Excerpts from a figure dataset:
^^^^^^^^^^^^^^^^

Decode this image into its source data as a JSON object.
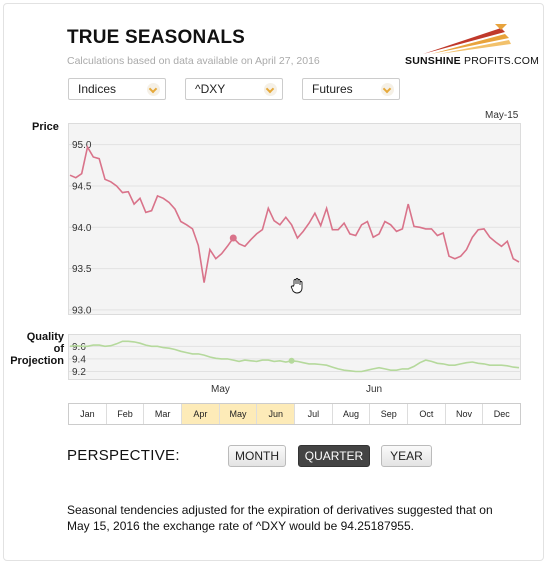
{
  "header": {
    "title": "TRUE SEASONALS",
    "subtitle": "Calculations based on data available on April 27, 2016"
  },
  "logo": {
    "strong": "SUNSHINE",
    "thin": "PROFITS.COM",
    "colors": [
      "#c0392b",
      "#e8a33c",
      "#f2c16b"
    ]
  },
  "dropdowns": [
    {
      "value": "Indices"
    },
    {
      "value": "^DXY"
    },
    {
      "value": "Futures"
    }
  ],
  "price_chart": {
    "label": "Price",
    "date_label": "May-15",
    "y_ticks": [
      "95.0",
      "94.5",
      "94.0",
      "93.5",
      "93.0"
    ]
  },
  "quality_chart": {
    "label_line1": "Quality of",
    "label_line2": "Projection",
    "y_ticks": [
      "9.6",
      "9.4",
      "9.2"
    ]
  },
  "x_month_labels": [
    "May",
    "Jun"
  ],
  "months": [
    "Jan",
    "Feb",
    "Mar",
    "Apr",
    "May",
    "Jun",
    "Jul",
    "Aug",
    "Sep",
    "Oct",
    "Nov",
    "Dec"
  ],
  "highlighted_months": [
    "Apr",
    "May",
    "Jun"
  ],
  "perspective": {
    "label": "PERSPECTIVE:",
    "buttons": [
      "MONTH",
      "QUARTER",
      "YEAR"
    ],
    "active": "QUARTER"
  },
  "description": "Seasonal tendencies adjusted for the expiration of derivatives suggested that on May 15, 2016 the exchange rate of ^DXY would be 94.25187955.",
  "chart_data": [
    {
      "type": "line",
      "name": "Price",
      "ylim": [
        92.95,
        95.25
      ],
      "color": "#d9738a",
      "highlight_index": 28,
      "values": [
        94.63,
        94.6,
        94.65,
        94.97,
        94.85,
        94.83,
        94.58,
        94.55,
        94.5,
        94.42,
        94.43,
        94.28,
        94.35,
        94.18,
        94.2,
        94.38,
        94.35,
        94.3,
        94.22,
        94.07,
        94.03,
        93.98,
        93.78,
        93.33,
        93.73,
        93.62,
        93.68,
        93.77,
        93.87,
        93.8,
        93.77,
        93.85,
        93.92,
        93.97,
        94.23,
        94.08,
        94.03,
        94.12,
        94.03,
        93.87,
        93.95,
        94.05,
        94.17,
        94.02,
        94.23,
        93.97,
        93.97,
        94.05,
        93.92,
        93.9,
        94.03,
        94.07,
        93.88,
        93.92,
        94.07,
        94.03,
        93.95,
        93.98,
        94.28,
        94.01,
        94.0,
        93.98,
        93.98,
        93.9,
        93.93,
        93.65,
        93.62,
        93.65,
        93.73,
        93.88,
        93.97,
        93.98,
        93.88,
        93.82,
        93.77,
        93.83,
        93.62,
        93.58
      ],
      "x_ticks": [
        {
          "label": "May",
          "index": 25
        },
        {
          "label": "Jun",
          "index": 53
        }
      ]
    },
    {
      "type": "line",
      "name": "Quality of Projection",
      "ylim": [
        9.08,
        9.78
      ],
      "color": "#b5d99c",
      "highlight_index": 38,
      "values": [
        9.6,
        9.61,
        9.6,
        9.6,
        9.62,
        9.62,
        9.6,
        9.61,
        9.64,
        9.68,
        9.68,
        9.67,
        9.65,
        9.62,
        9.6,
        9.6,
        9.58,
        9.57,
        9.55,
        9.52,
        9.5,
        9.48,
        9.48,
        9.46,
        9.43,
        9.41,
        9.4,
        9.4,
        9.38,
        9.36,
        9.38,
        9.37,
        9.36,
        9.38,
        9.38,
        9.36,
        9.37,
        9.35,
        9.37,
        9.36,
        9.34,
        9.32,
        9.32,
        9.31,
        9.3,
        9.27,
        9.24,
        9.22,
        9.21,
        9.2,
        9.2,
        9.22,
        9.24,
        9.26,
        9.24,
        9.22,
        9.22,
        9.24,
        9.24,
        9.28,
        9.34,
        9.38,
        9.36,
        9.33,
        9.32,
        9.3,
        9.3,
        9.32,
        9.34,
        9.35,
        9.33,
        9.32,
        9.3,
        9.3,
        9.3,
        9.29,
        9.27,
        9.26
      ]
    }
  ]
}
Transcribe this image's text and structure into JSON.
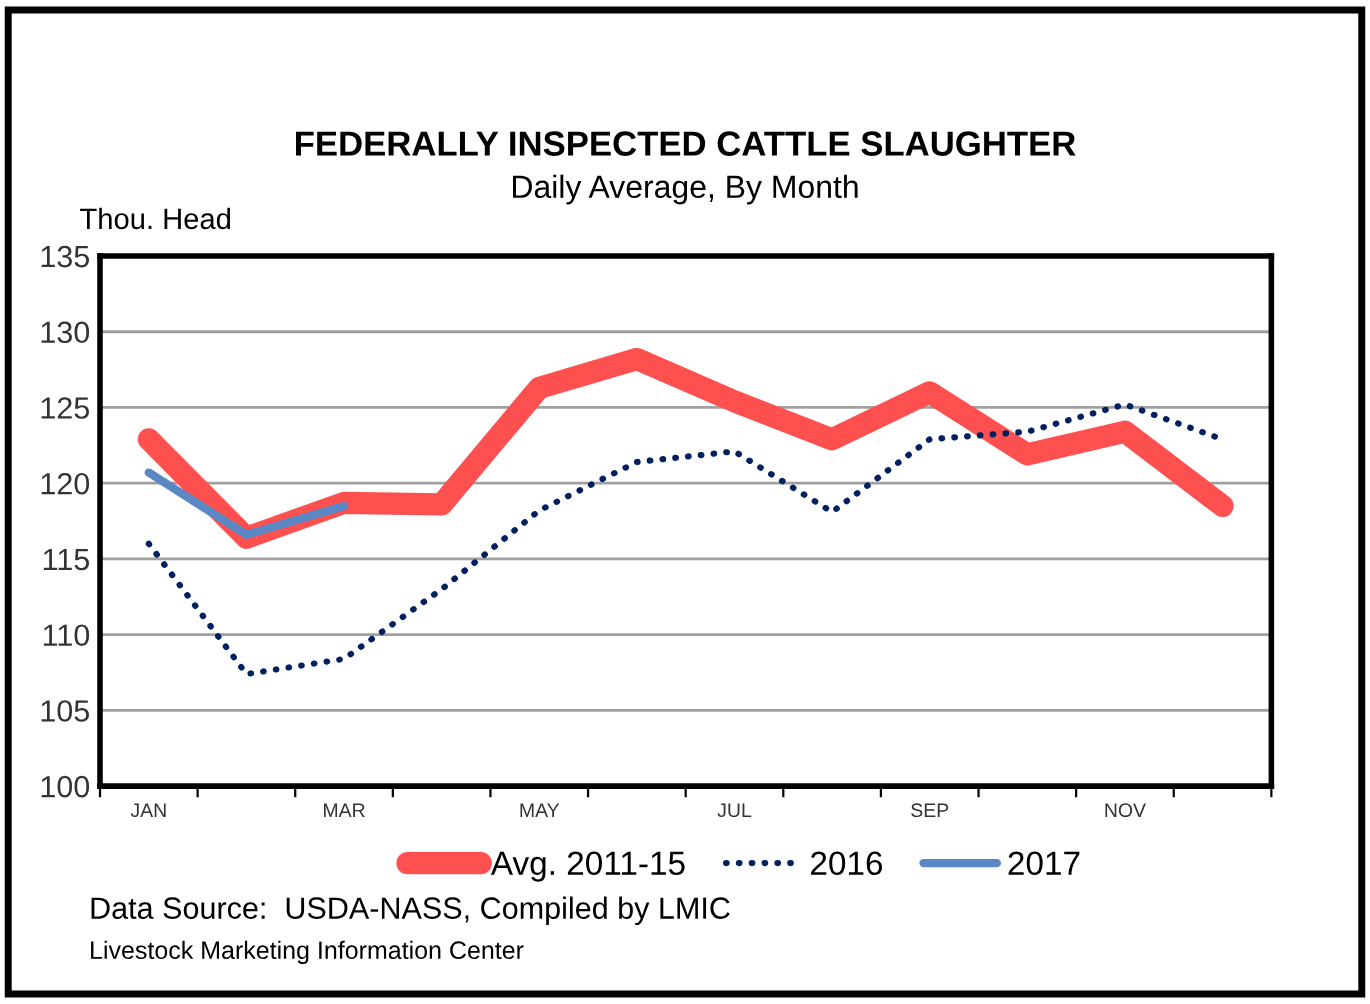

^^^^^^^^^^^^^^^^

Given instruction
In the lines above, locate the string "name". Copy every line where it occurs.

Result
      "name": "Price",
      "name": "Quality of Projection",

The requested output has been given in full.